• PROBLEM STATEMENT: Copy every line with the string "title" in it.

• SOURCE DATA:

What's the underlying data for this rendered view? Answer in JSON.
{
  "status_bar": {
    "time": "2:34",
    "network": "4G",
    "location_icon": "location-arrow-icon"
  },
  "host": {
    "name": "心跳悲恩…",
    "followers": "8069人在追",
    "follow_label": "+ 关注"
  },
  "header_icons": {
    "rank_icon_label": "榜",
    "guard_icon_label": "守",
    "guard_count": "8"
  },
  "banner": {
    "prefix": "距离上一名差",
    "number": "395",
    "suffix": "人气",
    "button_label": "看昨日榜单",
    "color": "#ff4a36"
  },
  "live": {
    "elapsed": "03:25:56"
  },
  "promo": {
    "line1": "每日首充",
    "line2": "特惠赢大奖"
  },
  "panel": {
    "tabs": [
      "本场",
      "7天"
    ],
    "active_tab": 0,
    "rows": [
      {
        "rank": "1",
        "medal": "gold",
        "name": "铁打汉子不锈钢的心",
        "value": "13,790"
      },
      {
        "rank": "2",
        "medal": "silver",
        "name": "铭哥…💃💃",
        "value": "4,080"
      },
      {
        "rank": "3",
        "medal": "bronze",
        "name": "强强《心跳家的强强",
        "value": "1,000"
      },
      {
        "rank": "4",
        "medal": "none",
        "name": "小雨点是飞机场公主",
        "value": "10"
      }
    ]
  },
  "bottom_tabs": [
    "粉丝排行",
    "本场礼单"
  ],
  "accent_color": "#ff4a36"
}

--

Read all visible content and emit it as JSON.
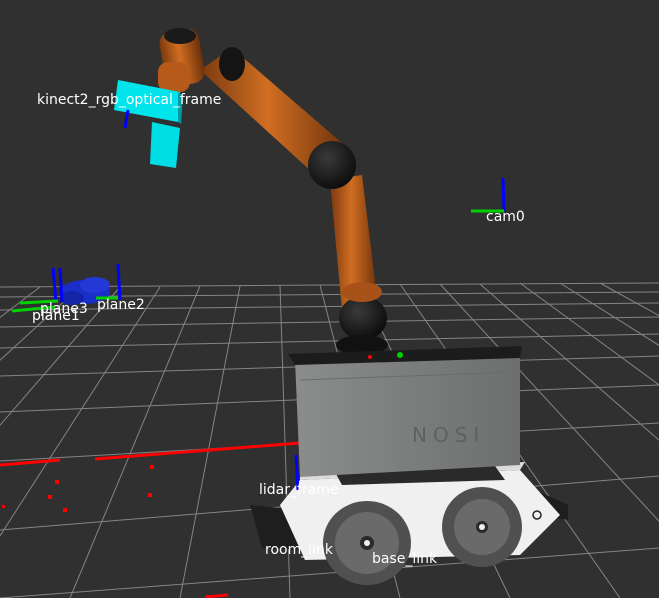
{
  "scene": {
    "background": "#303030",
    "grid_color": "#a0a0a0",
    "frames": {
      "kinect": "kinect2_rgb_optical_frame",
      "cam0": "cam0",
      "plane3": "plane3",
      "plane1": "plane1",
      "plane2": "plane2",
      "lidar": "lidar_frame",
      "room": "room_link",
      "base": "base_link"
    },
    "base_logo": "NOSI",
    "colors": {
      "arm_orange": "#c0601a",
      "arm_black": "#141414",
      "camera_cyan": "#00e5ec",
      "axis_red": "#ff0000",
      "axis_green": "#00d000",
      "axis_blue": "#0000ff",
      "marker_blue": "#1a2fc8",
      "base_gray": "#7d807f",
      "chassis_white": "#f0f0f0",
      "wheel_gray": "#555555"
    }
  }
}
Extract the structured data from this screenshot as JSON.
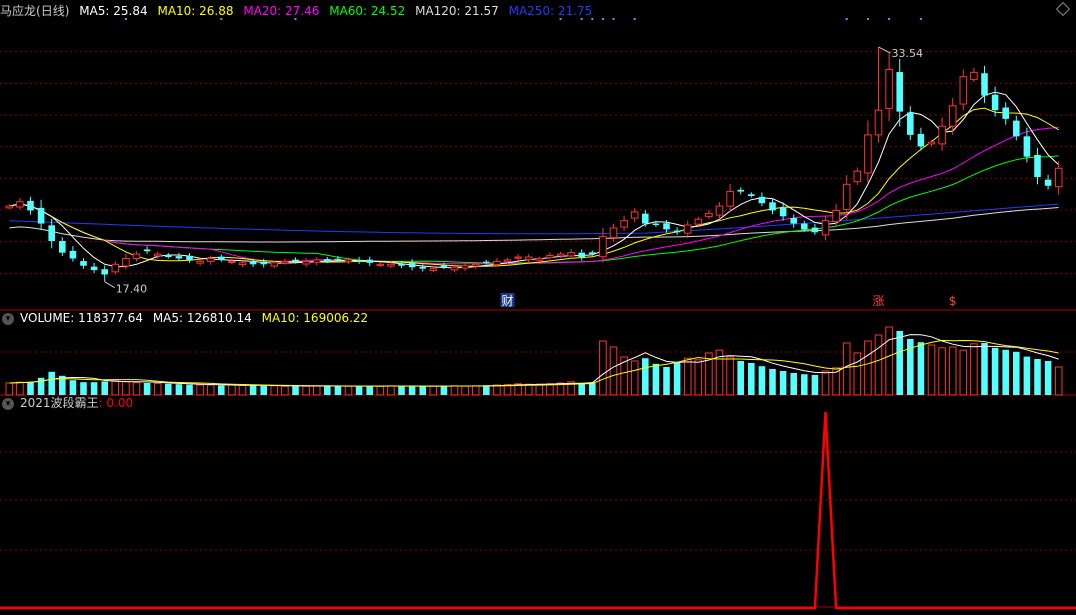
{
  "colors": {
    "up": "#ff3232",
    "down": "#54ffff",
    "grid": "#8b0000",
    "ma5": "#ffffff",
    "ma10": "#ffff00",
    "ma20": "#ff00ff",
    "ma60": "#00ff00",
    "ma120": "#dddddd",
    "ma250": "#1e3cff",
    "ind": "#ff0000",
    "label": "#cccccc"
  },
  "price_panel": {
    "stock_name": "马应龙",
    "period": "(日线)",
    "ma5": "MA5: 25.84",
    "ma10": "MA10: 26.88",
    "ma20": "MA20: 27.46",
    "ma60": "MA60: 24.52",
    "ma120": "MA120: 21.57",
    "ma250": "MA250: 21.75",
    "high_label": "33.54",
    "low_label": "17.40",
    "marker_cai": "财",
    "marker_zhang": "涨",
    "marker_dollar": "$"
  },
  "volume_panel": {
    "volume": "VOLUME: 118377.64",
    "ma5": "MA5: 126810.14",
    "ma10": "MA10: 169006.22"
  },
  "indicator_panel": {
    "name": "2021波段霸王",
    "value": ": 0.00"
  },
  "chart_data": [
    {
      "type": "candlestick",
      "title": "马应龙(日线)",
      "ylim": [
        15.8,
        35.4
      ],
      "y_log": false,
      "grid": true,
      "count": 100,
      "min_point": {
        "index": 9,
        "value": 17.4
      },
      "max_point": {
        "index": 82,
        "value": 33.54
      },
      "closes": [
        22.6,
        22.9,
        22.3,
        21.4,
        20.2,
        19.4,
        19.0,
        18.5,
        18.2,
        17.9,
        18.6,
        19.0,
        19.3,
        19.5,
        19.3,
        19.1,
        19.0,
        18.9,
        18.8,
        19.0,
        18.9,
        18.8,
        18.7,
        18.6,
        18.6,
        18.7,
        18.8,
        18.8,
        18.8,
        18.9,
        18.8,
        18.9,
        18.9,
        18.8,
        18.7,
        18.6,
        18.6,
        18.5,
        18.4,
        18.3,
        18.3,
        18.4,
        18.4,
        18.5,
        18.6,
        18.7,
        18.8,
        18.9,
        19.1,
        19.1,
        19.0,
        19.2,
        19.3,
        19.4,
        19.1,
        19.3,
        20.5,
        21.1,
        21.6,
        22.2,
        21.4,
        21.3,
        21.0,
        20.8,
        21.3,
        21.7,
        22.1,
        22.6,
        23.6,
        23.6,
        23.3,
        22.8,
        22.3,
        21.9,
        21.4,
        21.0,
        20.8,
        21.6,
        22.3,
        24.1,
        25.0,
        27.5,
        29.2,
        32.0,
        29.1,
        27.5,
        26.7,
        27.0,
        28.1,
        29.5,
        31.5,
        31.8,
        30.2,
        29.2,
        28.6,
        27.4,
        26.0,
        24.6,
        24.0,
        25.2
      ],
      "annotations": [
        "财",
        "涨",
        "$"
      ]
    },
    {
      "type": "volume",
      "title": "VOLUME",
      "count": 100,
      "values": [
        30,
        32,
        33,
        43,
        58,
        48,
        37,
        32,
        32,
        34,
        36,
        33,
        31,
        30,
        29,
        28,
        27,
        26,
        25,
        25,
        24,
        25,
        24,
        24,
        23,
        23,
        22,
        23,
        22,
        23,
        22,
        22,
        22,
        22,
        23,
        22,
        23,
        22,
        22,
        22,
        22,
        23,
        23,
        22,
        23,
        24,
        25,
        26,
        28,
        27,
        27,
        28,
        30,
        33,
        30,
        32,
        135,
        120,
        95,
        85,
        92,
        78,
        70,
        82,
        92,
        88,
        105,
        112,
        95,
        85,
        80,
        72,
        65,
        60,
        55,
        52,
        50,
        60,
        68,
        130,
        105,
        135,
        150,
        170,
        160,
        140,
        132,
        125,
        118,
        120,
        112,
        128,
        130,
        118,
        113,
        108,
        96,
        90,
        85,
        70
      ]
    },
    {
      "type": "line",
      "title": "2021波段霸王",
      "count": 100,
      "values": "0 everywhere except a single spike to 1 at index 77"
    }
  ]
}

• IN RESPONSE:
      "title": "马应龙(日线)",
      "title": "VOLUME",
      "title": "2021波段霸王",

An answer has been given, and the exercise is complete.